Excerpted records >>

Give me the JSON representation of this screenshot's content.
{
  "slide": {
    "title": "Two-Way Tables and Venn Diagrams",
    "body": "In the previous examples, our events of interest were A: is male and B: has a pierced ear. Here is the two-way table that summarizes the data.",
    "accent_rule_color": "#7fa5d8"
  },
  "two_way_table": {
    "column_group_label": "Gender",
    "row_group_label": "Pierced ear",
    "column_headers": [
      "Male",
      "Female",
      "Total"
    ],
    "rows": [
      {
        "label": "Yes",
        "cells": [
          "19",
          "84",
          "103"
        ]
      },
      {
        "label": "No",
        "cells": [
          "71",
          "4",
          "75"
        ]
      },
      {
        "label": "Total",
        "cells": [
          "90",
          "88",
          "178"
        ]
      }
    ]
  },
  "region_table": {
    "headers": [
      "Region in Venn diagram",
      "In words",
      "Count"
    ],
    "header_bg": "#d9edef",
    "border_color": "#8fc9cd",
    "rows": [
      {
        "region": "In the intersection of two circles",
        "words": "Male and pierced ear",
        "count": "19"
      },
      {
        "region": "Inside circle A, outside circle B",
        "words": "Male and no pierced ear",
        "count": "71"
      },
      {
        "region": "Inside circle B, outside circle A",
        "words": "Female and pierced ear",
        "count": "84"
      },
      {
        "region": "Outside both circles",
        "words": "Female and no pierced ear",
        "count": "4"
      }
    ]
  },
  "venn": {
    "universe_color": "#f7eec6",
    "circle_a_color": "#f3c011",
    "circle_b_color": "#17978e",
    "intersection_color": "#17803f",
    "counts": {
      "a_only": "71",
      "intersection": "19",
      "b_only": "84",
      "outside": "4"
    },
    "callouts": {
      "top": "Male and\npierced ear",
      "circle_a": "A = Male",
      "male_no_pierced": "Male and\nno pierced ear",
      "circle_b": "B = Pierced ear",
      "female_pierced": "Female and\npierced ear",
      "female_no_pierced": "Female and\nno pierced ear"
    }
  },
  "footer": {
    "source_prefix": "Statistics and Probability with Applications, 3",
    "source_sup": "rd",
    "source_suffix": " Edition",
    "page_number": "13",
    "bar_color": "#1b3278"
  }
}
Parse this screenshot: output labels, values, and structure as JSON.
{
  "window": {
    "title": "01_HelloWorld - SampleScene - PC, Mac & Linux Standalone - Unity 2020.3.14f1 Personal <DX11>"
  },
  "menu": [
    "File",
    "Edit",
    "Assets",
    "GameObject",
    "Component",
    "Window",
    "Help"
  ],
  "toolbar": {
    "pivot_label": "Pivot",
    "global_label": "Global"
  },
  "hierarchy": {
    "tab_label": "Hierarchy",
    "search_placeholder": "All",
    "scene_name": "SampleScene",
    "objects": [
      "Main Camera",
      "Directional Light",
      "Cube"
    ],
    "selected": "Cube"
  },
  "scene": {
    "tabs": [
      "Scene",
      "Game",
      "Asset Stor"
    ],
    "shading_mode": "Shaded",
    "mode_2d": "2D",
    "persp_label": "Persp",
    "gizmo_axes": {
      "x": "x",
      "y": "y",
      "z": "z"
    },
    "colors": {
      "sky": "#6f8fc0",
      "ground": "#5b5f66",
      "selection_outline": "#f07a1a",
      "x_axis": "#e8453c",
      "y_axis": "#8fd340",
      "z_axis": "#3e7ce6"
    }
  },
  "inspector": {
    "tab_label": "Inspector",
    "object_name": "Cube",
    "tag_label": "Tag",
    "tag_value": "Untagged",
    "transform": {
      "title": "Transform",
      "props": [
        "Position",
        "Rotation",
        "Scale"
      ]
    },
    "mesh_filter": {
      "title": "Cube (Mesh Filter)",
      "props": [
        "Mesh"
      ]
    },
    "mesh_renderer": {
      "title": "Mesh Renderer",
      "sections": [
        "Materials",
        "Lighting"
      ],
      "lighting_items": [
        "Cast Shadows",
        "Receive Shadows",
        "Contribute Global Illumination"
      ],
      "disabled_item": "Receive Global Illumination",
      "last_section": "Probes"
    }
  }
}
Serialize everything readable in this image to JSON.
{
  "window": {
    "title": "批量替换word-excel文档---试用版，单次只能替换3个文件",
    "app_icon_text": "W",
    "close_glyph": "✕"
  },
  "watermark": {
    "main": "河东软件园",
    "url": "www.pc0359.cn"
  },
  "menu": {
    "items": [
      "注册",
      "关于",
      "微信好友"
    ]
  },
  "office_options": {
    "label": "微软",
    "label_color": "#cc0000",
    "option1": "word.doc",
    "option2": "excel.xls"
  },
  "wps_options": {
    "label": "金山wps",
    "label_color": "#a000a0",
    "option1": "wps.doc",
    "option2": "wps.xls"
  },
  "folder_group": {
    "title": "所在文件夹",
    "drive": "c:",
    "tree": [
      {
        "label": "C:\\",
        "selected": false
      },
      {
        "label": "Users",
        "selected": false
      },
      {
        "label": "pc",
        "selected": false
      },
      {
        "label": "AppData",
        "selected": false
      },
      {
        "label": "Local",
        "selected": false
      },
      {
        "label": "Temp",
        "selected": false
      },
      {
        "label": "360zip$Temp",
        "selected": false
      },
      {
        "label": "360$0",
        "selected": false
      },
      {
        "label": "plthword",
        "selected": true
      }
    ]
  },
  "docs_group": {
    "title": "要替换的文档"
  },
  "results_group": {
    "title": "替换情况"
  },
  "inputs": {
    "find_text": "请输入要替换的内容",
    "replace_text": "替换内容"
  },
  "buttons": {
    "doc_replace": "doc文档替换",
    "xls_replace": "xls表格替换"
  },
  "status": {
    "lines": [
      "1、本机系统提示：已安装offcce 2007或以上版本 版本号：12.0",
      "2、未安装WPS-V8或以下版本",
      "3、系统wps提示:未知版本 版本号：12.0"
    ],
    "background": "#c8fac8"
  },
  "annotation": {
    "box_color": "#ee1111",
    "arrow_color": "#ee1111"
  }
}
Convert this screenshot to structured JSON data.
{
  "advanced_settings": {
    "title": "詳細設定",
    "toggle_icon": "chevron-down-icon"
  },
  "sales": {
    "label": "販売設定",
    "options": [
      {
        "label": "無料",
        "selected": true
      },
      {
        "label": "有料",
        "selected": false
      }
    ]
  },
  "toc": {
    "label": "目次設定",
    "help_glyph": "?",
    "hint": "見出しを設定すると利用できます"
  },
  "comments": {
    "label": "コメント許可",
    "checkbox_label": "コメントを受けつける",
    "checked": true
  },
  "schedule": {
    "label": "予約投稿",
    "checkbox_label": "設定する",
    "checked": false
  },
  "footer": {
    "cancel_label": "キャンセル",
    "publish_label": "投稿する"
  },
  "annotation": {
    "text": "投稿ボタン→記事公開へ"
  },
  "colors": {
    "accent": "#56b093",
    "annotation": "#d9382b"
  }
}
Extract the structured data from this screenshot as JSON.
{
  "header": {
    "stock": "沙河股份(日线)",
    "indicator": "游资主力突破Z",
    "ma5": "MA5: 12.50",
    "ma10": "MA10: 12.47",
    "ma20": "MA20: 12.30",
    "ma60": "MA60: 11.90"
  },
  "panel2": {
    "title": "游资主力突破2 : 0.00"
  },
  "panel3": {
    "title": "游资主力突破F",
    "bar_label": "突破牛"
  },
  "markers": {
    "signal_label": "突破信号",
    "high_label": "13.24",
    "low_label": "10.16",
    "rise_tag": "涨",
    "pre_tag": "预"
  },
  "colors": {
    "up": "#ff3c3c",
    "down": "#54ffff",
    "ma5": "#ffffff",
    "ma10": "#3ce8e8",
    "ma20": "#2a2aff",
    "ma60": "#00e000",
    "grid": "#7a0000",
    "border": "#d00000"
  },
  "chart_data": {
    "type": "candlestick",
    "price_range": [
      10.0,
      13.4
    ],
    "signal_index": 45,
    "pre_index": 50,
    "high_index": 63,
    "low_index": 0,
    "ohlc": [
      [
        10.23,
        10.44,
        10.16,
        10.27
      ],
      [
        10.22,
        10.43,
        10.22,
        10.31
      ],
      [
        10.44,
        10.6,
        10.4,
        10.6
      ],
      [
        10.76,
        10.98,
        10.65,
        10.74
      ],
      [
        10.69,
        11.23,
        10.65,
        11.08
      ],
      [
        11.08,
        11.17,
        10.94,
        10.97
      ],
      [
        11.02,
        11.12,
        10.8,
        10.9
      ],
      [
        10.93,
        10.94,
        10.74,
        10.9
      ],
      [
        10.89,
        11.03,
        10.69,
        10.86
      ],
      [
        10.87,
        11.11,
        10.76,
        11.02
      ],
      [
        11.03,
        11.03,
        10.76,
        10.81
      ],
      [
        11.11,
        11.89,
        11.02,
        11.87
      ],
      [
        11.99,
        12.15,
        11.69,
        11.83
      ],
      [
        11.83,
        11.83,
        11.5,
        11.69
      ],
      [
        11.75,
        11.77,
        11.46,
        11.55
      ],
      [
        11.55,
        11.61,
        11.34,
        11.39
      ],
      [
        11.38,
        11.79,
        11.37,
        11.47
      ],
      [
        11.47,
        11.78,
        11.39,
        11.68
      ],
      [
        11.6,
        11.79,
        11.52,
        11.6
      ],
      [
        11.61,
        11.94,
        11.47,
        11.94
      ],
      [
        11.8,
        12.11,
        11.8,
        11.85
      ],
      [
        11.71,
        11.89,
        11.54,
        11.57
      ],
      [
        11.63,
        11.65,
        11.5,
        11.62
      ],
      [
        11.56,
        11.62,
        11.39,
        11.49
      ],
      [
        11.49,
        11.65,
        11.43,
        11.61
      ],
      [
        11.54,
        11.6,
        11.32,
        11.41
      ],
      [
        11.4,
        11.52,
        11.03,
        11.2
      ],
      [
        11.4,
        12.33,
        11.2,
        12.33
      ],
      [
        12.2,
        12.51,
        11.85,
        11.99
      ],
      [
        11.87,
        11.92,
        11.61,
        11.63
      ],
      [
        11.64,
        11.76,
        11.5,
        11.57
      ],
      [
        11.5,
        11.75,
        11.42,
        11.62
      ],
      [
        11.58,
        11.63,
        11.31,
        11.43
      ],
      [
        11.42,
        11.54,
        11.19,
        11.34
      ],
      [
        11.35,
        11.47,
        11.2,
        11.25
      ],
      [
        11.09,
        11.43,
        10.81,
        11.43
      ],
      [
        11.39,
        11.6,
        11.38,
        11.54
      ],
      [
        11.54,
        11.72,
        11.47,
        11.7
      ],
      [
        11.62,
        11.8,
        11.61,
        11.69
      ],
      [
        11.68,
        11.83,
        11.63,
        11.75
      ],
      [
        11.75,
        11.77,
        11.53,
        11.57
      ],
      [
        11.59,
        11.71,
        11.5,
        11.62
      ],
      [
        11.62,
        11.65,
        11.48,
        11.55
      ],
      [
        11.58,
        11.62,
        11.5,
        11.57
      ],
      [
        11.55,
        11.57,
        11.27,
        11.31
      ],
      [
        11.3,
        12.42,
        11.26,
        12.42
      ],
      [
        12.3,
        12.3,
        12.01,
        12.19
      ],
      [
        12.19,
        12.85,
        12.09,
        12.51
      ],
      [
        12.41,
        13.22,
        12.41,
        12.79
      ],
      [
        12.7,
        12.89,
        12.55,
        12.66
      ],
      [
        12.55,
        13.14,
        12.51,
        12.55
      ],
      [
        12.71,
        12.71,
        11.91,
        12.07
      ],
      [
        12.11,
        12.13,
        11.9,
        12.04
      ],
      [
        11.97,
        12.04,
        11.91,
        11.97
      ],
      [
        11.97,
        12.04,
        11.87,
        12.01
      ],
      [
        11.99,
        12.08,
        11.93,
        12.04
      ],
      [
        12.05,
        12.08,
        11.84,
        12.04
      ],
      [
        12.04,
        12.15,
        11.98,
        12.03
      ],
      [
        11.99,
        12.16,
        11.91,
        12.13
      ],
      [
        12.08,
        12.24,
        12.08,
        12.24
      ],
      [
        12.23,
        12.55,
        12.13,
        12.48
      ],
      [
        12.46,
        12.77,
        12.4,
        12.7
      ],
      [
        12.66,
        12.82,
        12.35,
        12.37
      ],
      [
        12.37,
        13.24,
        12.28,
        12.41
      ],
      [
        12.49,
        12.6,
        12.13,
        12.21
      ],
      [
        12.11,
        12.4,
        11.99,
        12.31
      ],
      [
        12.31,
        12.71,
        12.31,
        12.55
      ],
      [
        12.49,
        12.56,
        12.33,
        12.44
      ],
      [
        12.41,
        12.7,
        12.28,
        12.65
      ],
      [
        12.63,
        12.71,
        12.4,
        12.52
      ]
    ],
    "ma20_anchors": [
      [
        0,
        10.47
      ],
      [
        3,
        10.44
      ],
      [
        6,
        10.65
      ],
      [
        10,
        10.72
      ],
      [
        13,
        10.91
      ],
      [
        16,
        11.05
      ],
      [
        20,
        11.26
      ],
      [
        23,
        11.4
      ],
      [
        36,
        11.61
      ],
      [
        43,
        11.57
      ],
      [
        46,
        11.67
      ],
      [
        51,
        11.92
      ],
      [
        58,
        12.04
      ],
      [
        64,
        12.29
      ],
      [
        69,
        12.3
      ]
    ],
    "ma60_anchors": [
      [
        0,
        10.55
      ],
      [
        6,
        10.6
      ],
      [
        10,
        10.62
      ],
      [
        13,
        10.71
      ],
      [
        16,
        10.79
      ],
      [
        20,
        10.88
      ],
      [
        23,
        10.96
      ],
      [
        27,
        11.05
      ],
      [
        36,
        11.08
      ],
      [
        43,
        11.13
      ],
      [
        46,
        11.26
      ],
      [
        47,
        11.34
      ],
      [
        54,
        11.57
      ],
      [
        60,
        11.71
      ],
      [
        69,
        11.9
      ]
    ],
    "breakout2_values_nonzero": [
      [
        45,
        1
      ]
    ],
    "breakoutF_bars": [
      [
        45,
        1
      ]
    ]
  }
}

Required task >>
List the lines of the material in which the word "SampleScene" occurs.

Right answer >>
    "title": "01_HelloWorld - SampleScene - PC, Mac & Linux Standalone - Unity 2020.3.14f1 Personal <DX11>"
    "scene_name": "SampleScene",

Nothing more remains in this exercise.